## Written problem
Among the lines listed below, count those that include the string "whole", and state only the count.

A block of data
****************************************

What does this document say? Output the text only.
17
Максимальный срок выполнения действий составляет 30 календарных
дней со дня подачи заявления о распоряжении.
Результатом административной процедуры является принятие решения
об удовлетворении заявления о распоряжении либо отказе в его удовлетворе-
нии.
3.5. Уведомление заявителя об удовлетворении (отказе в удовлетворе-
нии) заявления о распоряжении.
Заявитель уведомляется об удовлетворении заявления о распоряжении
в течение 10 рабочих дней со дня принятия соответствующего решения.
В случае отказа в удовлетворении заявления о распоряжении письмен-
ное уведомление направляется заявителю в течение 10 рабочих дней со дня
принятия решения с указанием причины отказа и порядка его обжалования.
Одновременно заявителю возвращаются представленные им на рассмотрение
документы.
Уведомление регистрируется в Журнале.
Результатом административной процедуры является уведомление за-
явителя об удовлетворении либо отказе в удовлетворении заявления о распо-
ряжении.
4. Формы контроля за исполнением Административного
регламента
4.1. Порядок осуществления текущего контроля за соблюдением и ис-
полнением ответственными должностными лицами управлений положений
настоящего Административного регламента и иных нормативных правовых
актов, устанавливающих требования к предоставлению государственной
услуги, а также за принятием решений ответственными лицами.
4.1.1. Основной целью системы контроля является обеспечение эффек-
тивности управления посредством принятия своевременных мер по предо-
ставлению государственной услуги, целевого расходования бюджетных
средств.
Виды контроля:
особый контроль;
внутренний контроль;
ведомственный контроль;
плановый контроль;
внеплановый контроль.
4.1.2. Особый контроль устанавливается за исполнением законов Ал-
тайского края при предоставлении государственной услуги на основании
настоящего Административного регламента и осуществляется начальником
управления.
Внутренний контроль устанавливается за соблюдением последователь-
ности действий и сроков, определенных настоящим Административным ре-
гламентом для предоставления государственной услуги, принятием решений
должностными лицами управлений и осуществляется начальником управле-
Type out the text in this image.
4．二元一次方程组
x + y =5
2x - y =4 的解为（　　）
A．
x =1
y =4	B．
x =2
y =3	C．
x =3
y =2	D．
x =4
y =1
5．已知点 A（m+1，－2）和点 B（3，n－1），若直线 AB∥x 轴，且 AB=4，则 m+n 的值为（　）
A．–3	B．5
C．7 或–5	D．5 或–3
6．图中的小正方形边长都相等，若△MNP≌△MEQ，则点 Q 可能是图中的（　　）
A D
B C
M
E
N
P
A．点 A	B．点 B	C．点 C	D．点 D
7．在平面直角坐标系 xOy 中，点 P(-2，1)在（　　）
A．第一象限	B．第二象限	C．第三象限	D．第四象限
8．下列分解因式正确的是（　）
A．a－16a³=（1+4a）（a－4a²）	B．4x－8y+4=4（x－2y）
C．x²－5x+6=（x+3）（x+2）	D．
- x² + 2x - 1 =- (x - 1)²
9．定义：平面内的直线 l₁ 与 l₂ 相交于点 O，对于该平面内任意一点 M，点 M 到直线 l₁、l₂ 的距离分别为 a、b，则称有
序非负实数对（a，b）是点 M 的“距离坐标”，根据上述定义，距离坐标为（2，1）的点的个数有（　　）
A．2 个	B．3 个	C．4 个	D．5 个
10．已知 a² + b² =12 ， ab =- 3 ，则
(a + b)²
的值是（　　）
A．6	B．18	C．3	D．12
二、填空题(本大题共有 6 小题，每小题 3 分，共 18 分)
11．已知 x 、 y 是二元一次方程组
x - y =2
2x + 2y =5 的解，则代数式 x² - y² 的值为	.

****************************************

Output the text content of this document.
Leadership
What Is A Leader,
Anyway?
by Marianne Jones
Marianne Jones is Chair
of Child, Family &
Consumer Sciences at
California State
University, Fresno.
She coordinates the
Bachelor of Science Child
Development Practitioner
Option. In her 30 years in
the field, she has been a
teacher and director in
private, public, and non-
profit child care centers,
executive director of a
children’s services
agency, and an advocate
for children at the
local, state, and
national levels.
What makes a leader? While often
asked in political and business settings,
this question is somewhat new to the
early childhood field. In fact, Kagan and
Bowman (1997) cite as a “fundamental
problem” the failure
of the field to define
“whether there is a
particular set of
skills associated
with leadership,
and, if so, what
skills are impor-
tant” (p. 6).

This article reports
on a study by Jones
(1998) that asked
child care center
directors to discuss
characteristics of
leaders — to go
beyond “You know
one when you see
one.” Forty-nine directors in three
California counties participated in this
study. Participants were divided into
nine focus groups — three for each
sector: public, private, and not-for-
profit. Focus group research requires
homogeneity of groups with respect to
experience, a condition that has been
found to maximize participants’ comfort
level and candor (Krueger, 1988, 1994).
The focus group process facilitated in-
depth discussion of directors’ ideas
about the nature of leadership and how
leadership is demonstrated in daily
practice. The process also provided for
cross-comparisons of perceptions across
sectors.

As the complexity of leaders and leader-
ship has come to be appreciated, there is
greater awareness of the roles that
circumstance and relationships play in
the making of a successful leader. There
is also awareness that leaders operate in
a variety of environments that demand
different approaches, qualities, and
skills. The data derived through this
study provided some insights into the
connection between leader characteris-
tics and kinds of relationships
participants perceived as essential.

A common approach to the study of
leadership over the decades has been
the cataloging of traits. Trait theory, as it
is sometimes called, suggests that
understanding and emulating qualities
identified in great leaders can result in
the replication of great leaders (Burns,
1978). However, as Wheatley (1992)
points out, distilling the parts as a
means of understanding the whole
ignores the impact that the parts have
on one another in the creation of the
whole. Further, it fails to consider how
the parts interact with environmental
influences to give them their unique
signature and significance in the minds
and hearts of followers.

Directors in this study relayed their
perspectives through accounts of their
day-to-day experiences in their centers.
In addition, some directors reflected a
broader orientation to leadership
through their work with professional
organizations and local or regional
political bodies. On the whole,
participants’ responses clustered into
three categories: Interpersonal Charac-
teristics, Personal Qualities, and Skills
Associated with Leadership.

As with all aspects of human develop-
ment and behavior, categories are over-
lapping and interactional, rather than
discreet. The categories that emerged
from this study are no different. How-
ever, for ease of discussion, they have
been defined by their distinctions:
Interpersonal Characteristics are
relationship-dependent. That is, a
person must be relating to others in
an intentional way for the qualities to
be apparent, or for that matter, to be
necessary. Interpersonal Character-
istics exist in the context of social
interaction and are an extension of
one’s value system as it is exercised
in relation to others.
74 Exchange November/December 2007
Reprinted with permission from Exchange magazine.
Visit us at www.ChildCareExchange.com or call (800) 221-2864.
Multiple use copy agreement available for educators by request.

****************************************

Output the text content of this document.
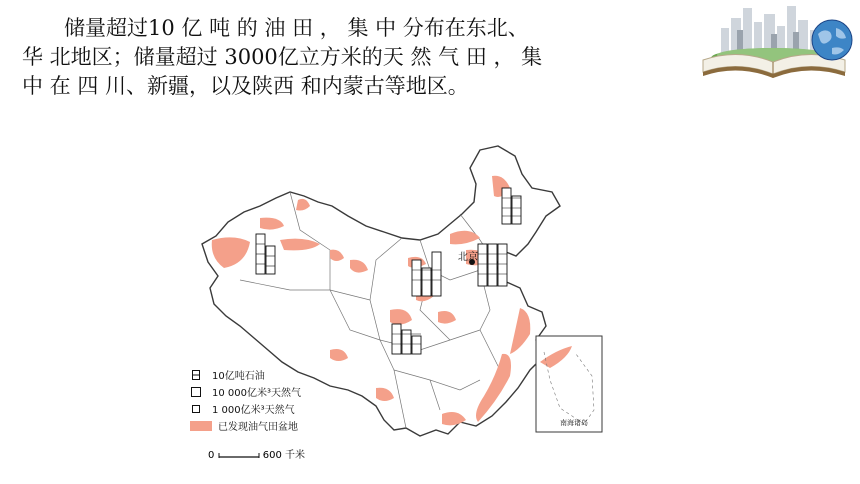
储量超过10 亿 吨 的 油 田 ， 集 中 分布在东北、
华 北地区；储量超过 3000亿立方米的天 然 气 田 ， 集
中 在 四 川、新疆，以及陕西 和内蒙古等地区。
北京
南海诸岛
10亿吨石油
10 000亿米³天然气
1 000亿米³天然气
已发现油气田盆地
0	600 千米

****************************************

## Solution to this exercise
3